Parts of the exercise ▸
a) Using the news piece on car bombings in Iraq, say whether each statement agrees with it. Answer yes or no, and quote the words that decide it.
(i) Violence in Iraq has risen to levels not seen in five years.
(ii) On Monday the attacks hit a police base during the day and then markets at night.
(iii) Jidaidat al-Shatt lies about 60 kilometers northeast of Baghdad.
b) Answer these questions from the news piece on car bombings in Iraq.
(i) How many people did the bombings kill in Iraq on Monday?
(ii) How many car bombs went off near the market in Jidaidat al-Shatt?
(iii) In which Baghdad neighborhood did the car bomb in the photo caption explode?

Given text ▸
===============

A string of car bombings across Iraq has left dozens of people dead. It is the latest wave of violence in the country, which has spiked to levels not seen in five years.

https://p.dw.com/p/18nIy
Civilians inspect the scene of a car bomb attack at al-Ameen neighborhood in Baghdad, Iraq, Saturday, June 8, 2013. Iraqi authorities say the car bomb explosion has killed and wounded people in a commercial street in the Shiite neighborhood of al-Ameen, southeastern Baghdad. (AP Photo/Karim Kadim)
Image: picture-alliance/dpa

The bombings killed more than 50 people in Iraq Monday, with attacks focusing on markets during the day before shifting to a police base at night.

At least 13 people were killed and around 50 wounded when three car bombs were detonated almost simultaneously near a fruit and vegetable market in the mainly-Shiite town of Jidaidat al-Shatt. The explosions went off at the height of business hours in the town, which lies about 60 kilometers (35 miles) northeast of Baghdad.

===============

Extracted entries ▸
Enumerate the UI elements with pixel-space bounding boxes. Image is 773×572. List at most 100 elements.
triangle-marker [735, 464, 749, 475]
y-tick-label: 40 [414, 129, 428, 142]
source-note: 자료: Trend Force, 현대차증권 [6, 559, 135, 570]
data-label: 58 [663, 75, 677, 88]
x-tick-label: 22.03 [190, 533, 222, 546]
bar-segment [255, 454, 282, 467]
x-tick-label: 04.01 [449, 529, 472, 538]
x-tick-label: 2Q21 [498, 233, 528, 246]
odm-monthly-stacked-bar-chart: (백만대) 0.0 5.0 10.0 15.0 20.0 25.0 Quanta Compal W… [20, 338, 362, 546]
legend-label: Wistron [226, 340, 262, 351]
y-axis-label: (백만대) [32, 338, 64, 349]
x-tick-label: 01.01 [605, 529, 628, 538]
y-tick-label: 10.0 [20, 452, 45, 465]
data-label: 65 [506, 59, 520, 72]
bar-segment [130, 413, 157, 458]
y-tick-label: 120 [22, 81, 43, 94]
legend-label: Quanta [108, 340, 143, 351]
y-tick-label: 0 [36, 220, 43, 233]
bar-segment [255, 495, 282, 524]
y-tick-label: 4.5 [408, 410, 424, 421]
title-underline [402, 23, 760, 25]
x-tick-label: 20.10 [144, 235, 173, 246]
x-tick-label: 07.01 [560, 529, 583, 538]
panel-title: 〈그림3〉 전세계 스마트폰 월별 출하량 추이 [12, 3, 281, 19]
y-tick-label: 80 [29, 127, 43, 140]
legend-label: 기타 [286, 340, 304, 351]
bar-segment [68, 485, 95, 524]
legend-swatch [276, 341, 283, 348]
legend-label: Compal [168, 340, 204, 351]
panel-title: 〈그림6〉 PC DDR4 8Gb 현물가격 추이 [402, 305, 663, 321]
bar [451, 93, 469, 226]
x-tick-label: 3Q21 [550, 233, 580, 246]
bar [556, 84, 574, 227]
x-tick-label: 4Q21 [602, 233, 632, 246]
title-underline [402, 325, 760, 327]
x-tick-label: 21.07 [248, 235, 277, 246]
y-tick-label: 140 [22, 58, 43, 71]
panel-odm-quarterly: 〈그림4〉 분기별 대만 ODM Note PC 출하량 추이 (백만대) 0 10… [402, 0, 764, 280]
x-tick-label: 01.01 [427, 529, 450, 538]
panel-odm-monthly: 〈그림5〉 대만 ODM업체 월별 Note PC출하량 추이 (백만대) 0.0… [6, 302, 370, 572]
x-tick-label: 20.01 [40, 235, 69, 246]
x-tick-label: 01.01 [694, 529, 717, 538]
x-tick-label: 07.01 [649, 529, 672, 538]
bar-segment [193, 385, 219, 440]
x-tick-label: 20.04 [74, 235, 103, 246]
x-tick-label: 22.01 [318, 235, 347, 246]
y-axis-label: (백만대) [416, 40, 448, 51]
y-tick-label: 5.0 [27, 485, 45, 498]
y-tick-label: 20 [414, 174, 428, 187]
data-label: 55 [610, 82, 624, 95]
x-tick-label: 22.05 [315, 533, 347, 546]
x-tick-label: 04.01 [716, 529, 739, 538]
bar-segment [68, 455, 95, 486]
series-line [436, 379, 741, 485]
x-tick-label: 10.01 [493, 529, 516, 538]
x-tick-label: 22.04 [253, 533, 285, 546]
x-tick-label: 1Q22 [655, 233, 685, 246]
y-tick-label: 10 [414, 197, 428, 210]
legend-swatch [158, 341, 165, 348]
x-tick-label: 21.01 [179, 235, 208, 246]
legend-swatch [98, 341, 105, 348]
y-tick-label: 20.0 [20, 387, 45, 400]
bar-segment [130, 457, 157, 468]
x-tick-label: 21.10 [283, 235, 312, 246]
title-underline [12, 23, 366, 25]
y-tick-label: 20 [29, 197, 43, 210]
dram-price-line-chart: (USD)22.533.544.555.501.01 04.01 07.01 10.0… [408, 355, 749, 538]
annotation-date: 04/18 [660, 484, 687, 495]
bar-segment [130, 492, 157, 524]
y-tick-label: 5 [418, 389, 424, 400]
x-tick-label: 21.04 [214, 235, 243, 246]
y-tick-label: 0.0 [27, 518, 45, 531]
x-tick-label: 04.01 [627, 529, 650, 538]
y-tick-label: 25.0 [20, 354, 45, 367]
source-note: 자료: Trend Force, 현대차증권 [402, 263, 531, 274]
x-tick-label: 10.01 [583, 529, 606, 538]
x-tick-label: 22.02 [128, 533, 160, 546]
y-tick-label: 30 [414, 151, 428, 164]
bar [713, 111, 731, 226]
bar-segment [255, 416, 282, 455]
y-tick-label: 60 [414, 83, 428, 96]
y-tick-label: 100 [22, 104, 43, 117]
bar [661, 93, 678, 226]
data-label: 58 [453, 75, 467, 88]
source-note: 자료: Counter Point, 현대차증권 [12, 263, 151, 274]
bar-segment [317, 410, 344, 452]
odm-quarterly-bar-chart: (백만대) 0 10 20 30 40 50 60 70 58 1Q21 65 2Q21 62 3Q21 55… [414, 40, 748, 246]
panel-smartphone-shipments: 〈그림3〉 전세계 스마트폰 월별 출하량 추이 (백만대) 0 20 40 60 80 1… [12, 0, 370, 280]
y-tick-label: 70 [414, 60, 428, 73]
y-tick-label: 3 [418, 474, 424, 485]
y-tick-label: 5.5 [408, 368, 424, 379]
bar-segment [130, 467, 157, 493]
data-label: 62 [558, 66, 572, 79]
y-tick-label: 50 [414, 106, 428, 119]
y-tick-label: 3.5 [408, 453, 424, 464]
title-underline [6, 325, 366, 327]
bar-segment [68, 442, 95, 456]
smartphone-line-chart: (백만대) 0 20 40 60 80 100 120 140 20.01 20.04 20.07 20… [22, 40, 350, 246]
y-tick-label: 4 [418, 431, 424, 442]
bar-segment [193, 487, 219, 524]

===============

The solutions ▸
a)
(i) Yes: "has spiked to levels not seen in five years."
(ii) No: "attacks focusing on markets during the day before shifting to a police base at night."
(iii) Yes: "about 60 kilometers (35 miles) northeast of Baghdad."

b)
(i) More than 50
(ii) Three
(iii) Al-Ameen